*THE REQUEST*
Repeat all of the data below verbatim, line by line.

━━━ GIVEN RECORDS ━━━

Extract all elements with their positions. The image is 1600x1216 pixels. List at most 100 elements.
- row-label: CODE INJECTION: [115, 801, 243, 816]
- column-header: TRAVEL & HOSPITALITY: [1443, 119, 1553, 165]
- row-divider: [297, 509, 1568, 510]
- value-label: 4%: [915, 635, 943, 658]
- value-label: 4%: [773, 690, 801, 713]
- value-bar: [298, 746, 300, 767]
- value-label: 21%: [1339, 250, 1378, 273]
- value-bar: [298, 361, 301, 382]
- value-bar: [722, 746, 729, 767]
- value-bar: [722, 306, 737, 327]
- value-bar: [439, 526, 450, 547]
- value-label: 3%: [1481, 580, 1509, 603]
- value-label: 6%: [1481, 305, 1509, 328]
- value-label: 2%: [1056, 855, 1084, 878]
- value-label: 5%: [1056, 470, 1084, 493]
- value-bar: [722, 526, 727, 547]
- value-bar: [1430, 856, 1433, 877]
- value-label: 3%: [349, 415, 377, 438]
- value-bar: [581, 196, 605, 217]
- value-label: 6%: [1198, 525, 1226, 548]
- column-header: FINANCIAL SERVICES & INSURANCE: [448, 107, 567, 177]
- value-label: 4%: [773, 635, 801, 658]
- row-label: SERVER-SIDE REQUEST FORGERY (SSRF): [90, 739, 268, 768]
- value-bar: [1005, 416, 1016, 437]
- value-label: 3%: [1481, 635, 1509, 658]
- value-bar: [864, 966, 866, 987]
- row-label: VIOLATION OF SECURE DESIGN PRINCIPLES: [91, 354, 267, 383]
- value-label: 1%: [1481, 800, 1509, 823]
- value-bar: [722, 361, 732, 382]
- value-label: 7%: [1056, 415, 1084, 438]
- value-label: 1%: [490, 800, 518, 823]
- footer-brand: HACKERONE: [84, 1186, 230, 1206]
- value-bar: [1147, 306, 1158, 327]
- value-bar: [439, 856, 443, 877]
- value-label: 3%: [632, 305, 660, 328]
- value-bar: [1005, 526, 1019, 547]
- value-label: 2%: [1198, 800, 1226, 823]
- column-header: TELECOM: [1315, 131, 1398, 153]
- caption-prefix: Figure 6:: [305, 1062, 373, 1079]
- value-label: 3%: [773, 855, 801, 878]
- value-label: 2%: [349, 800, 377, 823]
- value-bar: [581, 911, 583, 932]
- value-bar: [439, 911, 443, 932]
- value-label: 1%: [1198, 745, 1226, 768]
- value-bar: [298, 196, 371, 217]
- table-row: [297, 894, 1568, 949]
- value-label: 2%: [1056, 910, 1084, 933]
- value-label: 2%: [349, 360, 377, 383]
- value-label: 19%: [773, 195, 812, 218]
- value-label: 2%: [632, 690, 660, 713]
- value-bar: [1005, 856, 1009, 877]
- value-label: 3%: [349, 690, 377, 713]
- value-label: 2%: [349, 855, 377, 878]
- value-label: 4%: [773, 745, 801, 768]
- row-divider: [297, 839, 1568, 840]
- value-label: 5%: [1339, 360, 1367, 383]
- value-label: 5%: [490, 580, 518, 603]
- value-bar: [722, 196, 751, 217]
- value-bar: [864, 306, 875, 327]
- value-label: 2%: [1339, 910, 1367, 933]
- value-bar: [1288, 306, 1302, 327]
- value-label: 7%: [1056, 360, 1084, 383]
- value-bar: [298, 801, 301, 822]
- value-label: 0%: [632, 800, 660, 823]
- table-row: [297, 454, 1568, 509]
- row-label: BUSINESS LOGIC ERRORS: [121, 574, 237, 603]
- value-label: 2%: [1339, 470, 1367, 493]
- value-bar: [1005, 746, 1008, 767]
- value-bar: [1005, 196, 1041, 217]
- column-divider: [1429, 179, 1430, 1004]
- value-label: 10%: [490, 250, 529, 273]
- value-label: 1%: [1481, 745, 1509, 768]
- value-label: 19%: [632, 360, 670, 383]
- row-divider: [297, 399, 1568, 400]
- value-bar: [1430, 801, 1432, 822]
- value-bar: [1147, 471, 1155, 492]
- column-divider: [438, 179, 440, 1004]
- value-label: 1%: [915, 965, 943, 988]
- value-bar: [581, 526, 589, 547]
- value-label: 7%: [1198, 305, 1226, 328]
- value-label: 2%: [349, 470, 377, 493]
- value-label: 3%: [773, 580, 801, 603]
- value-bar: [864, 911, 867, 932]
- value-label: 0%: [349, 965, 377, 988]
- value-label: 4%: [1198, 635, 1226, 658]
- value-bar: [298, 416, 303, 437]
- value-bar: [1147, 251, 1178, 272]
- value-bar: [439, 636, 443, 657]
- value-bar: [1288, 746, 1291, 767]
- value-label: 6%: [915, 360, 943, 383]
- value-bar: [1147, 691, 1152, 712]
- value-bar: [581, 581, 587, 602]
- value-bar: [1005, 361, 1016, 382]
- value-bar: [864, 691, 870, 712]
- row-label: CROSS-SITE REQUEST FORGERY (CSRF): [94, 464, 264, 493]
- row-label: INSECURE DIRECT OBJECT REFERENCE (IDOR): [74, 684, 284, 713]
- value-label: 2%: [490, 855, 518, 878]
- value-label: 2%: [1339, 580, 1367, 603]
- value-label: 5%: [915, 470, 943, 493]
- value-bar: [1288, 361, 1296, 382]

━━━

*THE RESPONSE*
Extract all elements with their positions. The image is 1600x1216 pixels. List at most 100 elements.
- row-label: CODE INJECTION: [115, 801, 243, 816]
- column-header: TRAVEL & HOSPITALITY: [1443, 119, 1553, 165]
- row-divider: [297, 509, 1568, 510]
- value-label: 4%: [915, 635, 943, 658]
- value-label: 4%: [773, 690, 801, 713]
- value-bar: [298, 746, 300, 767]
- value-label: 21%: [1339, 250, 1378, 273]
- value-bar: [298, 361, 301, 382]
- value-bar: [722, 746, 729, 767]
- value-bar: [722, 306, 737, 327]
- value-bar: [439, 526, 450, 547]
- value-label: 3%: [1481, 580, 1509, 603]
- value-label: 6%: [1481, 305, 1509, 328]
- value-label: 2%: [1056, 855, 1084, 878]
- value-label: 5%: [1056, 470, 1084, 493]
- value-bar: [722, 526, 727, 547]
- value-bar: [1430, 856, 1433, 877]
- value-label: 3%: [349, 415, 377, 438]
- value-bar: [581, 196, 605, 217]
- value-label: 6%: [1198, 525, 1226, 548]
- column-header: FINANCIAL SERVICES & INSURANCE: [448, 107, 567, 177]
- value-label: 4%: [773, 635, 801, 658]
- row-label: SERVER-SIDE REQUEST FORGERY (SSRF): [90, 739, 268, 768]
- value-bar: [1005, 416, 1016, 437]
- value-label: 3%: [1481, 635, 1509, 658]
- value-bar: [864, 966, 866, 987]
- row-label: VIOLATION OF SECURE DESIGN PRINCIPLES: [91, 354, 267, 383]
- value-label: 1%: [1481, 800, 1509, 823]
- value-bar: [722, 361, 732, 382]
- value-label: 7%: [1056, 415, 1084, 438]
- value-label: 1%: [490, 800, 518, 823]
- footer-brand: HACKERONE: [84, 1186, 230, 1206]
- value-bar: [1147, 306, 1158, 327]
- value-bar: [439, 856, 443, 877]
- value-label: 3%: [632, 305, 660, 328]
- value-bar: [1005, 526, 1019, 547]
- value-label: 2%: [1198, 800, 1226, 823]
- column-header: TELECOM: [1315, 131, 1398, 153]
- caption-prefix: Figure 6:: [305, 1062, 373, 1079]
- value-label: 3%: [773, 855, 801, 878]
- value-label: 2%: [349, 800, 377, 823]
- value-bar: [581, 911, 583, 932]
- value-bar: [439, 911, 443, 932]
- value-label: 1%: [1198, 745, 1226, 768]
- value-bar: [298, 196, 371, 217]
- table-row: [297, 894, 1568, 949]
- value-label: 2%: [1056, 910, 1084, 933]
- value-label: 2%: [349, 360, 377, 383]
- value-label: 19%: [773, 195, 812, 218]
- value-label: 2%: [632, 690, 660, 713]
- value-bar: [1005, 856, 1009, 877]
- value-label: 3%: [349, 690, 377, 713]
- value-label: 2%: [349, 855, 377, 878]
- value-label: 4%: [773, 745, 801, 768]
- row-divider: [297, 839, 1568, 840]
- value-label: 5%: [1339, 360, 1367, 383]
- value-label: 5%: [490, 580, 518, 603]
- value-bar: [722, 196, 751, 217]
- value-bar: [864, 306, 875, 327]
- value-label: 2%: [1339, 910, 1367, 933]
- value-bar: [1288, 306, 1302, 327]
- value-label: 7%: [1056, 360, 1084, 383]
- value-bar: [298, 801, 301, 822]
- value-label: 0%: [632, 800, 660, 823]
- table-row: [297, 454, 1568, 509]
- row-label: BUSINESS LOGIC ERRORS: [121, 574, 237, 603]
- value-label: 2%: [1339, 470, 1367, 493]
- value-bar: [1005, 746, 1008, 767]
- value-bar: [1005, 196, 1041, 217]
- column-divider: [1429, 179, 1430, 1004]
- value-label: 10%: [490, 250, 529, 273]
- value-label: 1%: [1481, 745, 1509, 768]
- value-label: 19%: [632, 360, 670, 383]
- row-divider: [297, 399, 1568, 400]
- value-bar: [1430, 801, 1432, 822]
- value-bar: [1147, 471, 1155, 492]
- column-divider: [438, 179, 440, 1004]
- value-label: 1%: [915, 965, 943, 988]
- value-bar: [581, 526, 589, 547]
- value-label: 7%: [1198, 305, 1226, 328]
- value-label: 2%: [349, 470, 377, 493]
- value-label: 3%: [773, 580, 801, 603]
- value-bar: [864, 911, 867, 932]
- value-label: 0%: [349, 965, 377, 988]
- value-label: 4%: [1198, 635, 1226, 658]
- value-bar: [298, 416, 303, 437]
- value-bar: [1147, 251, 1178, 272]
- value-bar: [439, 636, 443, 657]
- value-bar: [1288, 746, 1291, 767]
- value-label: 6%: [915, 360, 943, 383]
- value-bar: [1147, 691, 1152, 712]
- value-bar: [581, 581, 587, 602]
- value-bar: [1005, 361, 1016, 382]
- value-bar: [864, 691, 870, 712]
- row-label: CROSS-SITE REQUEST FORGERY (CSRF): [94, 464, 264, 493]
- row-label: INSECURE DIRECT OBJECT REFERENCE (IDOR): [74, 684, 284, 713]
- value-label: 2%: [490, 855, 518, 878]
- value-label: 2%: [1339, 580, 1367, 603]
- value-label: 5%: [915, 470, 943, 493]
- value-bar: [1288, 361, 1296, 382]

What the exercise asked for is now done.